■ **EXERCISE DESCRIPTION**: Wherever the string "subtitle" occurs in a line of these records, report that line.

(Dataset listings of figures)
++++
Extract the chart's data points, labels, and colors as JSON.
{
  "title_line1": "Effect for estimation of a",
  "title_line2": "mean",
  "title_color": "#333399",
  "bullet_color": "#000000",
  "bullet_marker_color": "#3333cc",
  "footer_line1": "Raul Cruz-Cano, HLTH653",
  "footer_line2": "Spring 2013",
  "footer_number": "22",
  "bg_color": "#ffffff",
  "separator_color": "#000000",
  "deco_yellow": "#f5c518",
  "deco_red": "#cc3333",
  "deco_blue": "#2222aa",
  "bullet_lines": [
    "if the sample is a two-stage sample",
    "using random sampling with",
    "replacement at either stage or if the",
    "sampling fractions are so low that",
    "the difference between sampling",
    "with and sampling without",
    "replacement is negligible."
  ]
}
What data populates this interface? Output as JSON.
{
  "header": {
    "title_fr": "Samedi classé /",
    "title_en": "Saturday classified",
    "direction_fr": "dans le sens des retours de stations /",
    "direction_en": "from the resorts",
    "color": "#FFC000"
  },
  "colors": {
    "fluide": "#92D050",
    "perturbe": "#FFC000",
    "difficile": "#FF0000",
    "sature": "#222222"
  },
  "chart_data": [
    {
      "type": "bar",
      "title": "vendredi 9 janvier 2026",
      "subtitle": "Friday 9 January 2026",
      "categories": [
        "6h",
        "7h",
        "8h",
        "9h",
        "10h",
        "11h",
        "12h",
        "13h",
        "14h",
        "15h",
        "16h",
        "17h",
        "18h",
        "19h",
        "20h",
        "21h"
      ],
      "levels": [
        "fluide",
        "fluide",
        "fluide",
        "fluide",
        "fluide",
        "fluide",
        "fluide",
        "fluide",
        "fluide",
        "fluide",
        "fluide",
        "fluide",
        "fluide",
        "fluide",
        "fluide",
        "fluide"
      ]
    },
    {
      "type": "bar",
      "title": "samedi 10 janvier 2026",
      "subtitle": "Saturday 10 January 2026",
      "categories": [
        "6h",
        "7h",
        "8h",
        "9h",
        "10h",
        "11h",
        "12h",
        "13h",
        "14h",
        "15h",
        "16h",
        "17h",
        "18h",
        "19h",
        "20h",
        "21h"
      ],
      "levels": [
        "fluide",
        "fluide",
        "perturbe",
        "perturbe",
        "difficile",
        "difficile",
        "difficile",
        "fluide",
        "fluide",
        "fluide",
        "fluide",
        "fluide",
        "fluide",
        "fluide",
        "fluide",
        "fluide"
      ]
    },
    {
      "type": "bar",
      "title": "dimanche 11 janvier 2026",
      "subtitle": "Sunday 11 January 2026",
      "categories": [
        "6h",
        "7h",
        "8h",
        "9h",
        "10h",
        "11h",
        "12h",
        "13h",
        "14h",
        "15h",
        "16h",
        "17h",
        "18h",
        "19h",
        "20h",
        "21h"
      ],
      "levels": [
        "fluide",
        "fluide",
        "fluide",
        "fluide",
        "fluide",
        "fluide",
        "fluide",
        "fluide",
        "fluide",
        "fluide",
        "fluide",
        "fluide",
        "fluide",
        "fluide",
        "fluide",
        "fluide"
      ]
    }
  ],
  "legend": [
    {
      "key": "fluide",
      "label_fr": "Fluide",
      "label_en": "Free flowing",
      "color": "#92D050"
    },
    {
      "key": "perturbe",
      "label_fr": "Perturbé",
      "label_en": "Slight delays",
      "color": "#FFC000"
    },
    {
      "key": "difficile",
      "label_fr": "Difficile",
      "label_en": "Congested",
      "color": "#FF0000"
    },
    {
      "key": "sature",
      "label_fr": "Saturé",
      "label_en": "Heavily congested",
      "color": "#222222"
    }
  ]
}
++++
■ **EXERCISE RESULT**:
      "subtitle": "Friday 9 January 2026",
      "subtitle": "Saturday 10 January 2026",
      "subtitle": "Sunday 11 January 2026",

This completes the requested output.